EXERCISE PROMPT
Copy out every line in the entries below that includes "Chen".

Data listing
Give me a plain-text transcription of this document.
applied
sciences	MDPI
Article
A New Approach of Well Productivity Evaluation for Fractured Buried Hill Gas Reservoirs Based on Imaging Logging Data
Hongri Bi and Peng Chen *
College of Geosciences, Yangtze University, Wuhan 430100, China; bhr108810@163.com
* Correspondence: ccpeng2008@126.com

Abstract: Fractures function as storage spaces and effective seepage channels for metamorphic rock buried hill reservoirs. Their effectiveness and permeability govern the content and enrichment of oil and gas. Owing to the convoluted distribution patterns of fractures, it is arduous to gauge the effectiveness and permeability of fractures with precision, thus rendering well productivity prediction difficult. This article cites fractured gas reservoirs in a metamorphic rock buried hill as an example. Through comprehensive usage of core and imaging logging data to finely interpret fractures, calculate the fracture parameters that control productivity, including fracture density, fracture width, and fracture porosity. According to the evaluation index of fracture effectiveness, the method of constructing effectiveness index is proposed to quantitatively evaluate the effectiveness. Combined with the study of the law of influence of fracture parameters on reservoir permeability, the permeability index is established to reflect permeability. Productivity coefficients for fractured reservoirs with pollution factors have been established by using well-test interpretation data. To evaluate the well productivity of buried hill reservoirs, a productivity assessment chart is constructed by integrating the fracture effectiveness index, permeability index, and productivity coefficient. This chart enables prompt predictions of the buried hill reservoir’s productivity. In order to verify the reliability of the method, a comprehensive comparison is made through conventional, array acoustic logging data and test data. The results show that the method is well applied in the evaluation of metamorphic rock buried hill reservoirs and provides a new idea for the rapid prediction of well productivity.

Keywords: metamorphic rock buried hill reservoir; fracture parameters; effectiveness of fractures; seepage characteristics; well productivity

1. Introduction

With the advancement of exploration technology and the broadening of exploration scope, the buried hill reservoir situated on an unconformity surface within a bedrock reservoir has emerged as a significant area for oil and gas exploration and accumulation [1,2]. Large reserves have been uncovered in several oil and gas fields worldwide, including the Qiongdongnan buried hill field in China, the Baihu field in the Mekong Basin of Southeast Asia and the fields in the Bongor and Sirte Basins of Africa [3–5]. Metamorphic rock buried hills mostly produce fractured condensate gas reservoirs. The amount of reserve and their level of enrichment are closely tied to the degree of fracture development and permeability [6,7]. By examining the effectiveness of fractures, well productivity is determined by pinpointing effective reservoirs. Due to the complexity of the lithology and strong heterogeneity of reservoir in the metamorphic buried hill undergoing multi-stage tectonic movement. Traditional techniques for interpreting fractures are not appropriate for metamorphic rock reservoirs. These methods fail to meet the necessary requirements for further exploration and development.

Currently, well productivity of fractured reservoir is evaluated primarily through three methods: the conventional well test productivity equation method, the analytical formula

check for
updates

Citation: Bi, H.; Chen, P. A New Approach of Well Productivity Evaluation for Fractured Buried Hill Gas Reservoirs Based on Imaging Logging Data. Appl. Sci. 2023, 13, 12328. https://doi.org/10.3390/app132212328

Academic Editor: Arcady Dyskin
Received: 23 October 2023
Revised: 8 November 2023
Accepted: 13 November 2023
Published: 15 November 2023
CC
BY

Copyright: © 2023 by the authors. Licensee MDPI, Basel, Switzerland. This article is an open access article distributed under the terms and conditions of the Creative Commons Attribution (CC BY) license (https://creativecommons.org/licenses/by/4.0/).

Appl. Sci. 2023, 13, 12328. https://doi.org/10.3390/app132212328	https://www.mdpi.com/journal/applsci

TASK OUTPUT
Hongri Bi and Peng Chen *
Citation: Bi, H.; Chen, P. A New Approach of Well Productivity Evaluation for Fractured Buried Hill Gas Reservoirs Based on Imaging Logging Data. Appl. Sci. 2023, 13, 12328. https://doi.org/10.3390/app132212328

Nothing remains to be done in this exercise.